Directive
Write out all entries word for word.

(Saved entries)
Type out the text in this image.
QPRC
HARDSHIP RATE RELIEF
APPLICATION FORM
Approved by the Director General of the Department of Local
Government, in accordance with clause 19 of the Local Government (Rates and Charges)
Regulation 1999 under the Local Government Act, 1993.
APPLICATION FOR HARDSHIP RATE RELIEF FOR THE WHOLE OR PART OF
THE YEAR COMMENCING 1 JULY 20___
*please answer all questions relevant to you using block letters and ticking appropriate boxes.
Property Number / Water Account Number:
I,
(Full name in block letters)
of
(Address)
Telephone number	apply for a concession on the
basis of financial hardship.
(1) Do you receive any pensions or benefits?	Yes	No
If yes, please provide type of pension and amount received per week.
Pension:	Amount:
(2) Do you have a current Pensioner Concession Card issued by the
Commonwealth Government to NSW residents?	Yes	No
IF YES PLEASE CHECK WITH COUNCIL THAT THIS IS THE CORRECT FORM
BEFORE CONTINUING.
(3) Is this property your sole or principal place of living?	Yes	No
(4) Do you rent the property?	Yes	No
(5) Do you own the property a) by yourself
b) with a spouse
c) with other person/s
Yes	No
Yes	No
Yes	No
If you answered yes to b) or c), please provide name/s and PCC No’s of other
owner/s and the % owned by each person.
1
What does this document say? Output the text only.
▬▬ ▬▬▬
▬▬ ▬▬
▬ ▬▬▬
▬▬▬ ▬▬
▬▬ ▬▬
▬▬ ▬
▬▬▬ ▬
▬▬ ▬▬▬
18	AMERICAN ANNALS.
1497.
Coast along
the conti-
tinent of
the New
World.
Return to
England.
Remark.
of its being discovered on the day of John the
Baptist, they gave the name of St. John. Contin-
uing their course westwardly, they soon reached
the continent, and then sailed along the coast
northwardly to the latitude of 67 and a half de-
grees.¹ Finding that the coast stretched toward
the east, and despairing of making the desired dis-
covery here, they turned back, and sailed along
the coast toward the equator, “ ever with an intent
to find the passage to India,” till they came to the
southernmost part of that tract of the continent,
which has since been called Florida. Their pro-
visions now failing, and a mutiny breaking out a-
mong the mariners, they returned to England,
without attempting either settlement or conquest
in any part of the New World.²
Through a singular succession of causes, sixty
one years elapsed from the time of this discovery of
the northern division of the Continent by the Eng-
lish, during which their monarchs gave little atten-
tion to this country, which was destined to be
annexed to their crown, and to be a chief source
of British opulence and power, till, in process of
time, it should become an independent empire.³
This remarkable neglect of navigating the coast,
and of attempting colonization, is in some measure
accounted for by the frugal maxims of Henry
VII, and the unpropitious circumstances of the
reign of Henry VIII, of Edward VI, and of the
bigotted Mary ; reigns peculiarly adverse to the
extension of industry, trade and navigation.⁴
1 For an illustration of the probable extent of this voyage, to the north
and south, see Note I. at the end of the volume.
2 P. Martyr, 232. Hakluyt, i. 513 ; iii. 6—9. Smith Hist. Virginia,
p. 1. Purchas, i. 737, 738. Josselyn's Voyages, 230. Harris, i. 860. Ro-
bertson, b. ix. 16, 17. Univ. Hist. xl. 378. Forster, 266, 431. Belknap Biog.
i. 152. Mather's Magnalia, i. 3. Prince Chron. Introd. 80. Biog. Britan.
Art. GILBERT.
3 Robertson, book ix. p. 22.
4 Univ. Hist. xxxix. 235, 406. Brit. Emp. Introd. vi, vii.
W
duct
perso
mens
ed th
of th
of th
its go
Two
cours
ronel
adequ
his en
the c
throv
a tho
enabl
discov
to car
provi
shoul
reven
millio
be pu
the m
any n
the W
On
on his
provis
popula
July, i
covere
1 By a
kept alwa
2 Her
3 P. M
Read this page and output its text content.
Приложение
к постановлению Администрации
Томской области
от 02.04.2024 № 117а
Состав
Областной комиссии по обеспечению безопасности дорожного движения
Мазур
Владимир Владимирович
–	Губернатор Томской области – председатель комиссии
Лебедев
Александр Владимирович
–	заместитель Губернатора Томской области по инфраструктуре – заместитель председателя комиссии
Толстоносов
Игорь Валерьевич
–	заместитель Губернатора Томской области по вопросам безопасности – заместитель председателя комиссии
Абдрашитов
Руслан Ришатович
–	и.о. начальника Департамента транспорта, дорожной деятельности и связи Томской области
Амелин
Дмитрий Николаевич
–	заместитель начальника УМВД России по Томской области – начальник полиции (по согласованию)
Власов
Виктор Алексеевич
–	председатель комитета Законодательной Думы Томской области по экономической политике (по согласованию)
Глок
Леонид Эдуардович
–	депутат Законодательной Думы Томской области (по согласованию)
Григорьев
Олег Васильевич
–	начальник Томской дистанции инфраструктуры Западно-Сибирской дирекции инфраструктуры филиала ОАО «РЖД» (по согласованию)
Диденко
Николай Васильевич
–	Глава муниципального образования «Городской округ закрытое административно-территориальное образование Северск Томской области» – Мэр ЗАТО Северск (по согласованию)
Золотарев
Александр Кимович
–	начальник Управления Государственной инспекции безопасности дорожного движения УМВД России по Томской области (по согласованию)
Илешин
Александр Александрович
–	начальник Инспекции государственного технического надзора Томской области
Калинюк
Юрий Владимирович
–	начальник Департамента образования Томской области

Answer in full
Type out the text in this image.
QPRC
HARDSHIP RATE RELIEF
APPLICATION FORM
Approved by the Director General of the Department of Local
Government, in accordance with clause 19 of the Local Government (Rates and Charges)
Regulation 1999 under the Local Government Act, 1993.
APPLICATION FOR HARDSHIP RATE RELIEF FOR THE WHOLE OR PART OF
THE YEAR COMMENCING 1 JULY 20___
*please answer all questions relevant to you using block letters and ticking appropriate boxes.
Property Number / Water Account Number:
I,
(Full name in block letters)
of
(Address)
Telephone number	apply for a concession on the
basis of financial hardship.
(1) Do you receive any pensions or benefits?	Yes	No
If yes, please provide type of pension and amount received per week.
Pension:	Amount:
(2) Do you have a current Pensioner Concession Card issued by the
Commonwealth Government to NSW residents?	Yes	No
IF YES PLEASE CHECK WITH COUNCIL THAT THIS IS THE CORRECT FORM
BEFORE CONTINUING.
(3) Is this property your sole or principal place of living?	Yes	No
(4) Do you rent the property?	Yes	No
(5) Do you own the property a) by yourself
b) with a spouse
c) with other person/s
Yes	No
Yes	No
Yes	No
If you answered yes to b) or c), please provide name/s and PCC No’s of other
owner/s and the % owned by each person.
1
What does this document say? Output the text only.
▬▬ ▬▬▬
▬▬ ▬▬
▬ ▬▬▬
▬▬▬ ▬▬
▬▬ ▬▬
▬▬ ▬
▬▬▬ ▬
▬▬ ▬▬▬
18	AMERICAN ANNALS.
1497.
Coast along
the conti-
tinent of
the New
World.
Return to
England.
Remark.
of its being discovered on the day of John the
Baptist, they gave the name of St. John. Contin-
uing their course westwardly, they soon reached
the continent, and then sailed along the coast
northwardly to the latitude of 67 and a half de-
grees.¹ Finding that the coast stretched toward
the east, and despairing of making the desired dis-
covery here, they turned back, and sailed along
the coast toward the equator, “ ever with an intent
to find the passage to India,” till they came to the
southernmost part of that tract of the continent,
which has since been called Florida. Their pro-
visions now failing, and a mutiny breaking out a-
mong the mariners, they returned to England,
without attempting either settlement or conquest
in any part of the New World.²
Through a singular succession of causes, sixty
one years elapsed from the time of this discovery of
the northern division of the Continent by the Eng-
lish, during which their monarchs gave little atten-
tion to this country, which was destined to be
annexed to their crown, and to be a chief source
of British opulence and power, till, in process of
time, it should become an independent empire.³
This remarkable neglect of navigating the coast,
and of attempting colonization, is in some measure
accounted for by the frugal maxims of Henry
VII, and the unpropitious circumstances of the
reign of Henry VIII, of Edward VI, and of the
bigotted Mary ; reigns peculiarly adverse to the
extension of industry, trade and navigation.⁴
1 For an illustration of the probable extent of this voyage, to the north
and south, see Note I. at the end of the volume.
2 P. Martyr, 232. Hakluyt, i. 513 ; iii. 6—9. Smith Hist. Virginia,
p. 1. Purchas, i. 737, 738. Josselyn's Voyages, 230. Harris, i. 860. Ro-
bertson, b. ix. 16, 17. Univ. Hist. xl. 378. Forster, 266, 431. Belknap Biog.
i. 152. Mather's Magnalia, i. 3. Prince Chron. Introd. 80. Biog. Britan.
Art. GILBERT.
3 Robertson, book ix. p. 22.
4 Univ. Hist. xxxix. 235, 406. Brit. Emp. Introd. vi, vii.
W
duct
perso
mens
ed th
of th
of th
its go
Two
cours
ronel
adequ
his en
the c
throv
a tho
enabl
discov
to car
provi
shoul
reven
millio
be pu
the m
any n
the W
On
on his
provis
popula
July, i
covere
1 By a
kept alwa
2 Her
3 P. M
Read this page and output its text content.
Приложение
к постановлению Администрации
Томской области
от 02.04.2024 № 117а
Состав
Областной комиссии по обеспечению безопасности дорожного движения
Мазур
Владимир Владимирович
–	Губернатор Томской области – председатель комиссии
Лебедев
Александр Владимирович
–	заместитель Губернатора Томской области по инфраструктуре – заместитель председателя комиссии
Толстоносов
Игорь Валерьевич
–	заместитель Губернатора Томской области по вопросам безопасности – заместитель председателя комиссии
Абдрашитов
Руслан Ришатович
–	и.о. начальника Департамента транспорта, дорожной деятельности и связи Томской области
Амелин
Дмитрий Николаевич
–	заместитель начальника УМВД России по Томской области – начальник полиции (по согласованию)
Власов
Виктор Алексеевич
–	председатель комитета Законодательной Думы Томской области по экономической политике (по согласованию)
Глок
Леонид Эдуардович
–	депутат Законодательной Думы Томской области (по согласованию)
Григорьев
Олег Васильевич
–	начальник Томской дистанции инфраструктуры Западно-Сибирской дирекции инфраструктуры филиала ОАО «РЖД» (по согласованию)
Диденко
Николай Васильевич
–	Глава муниципального образования «Городской округ закрытое административно-территориальное образование Северск Томской области» – Мэр ЗАТО Северск (по согласованию)
Золотарев
Александр Кимович
–	начальник Управления Государственной инспекции безопасности дорожного движения УМВД России по Томской области (по согласованию)
Илешин
Александр Александрович
–	начальник Инспекции государственного технического надзора Томской области
Калинюк
Юрий Владимирович
–	начальник Департамента образования Томской области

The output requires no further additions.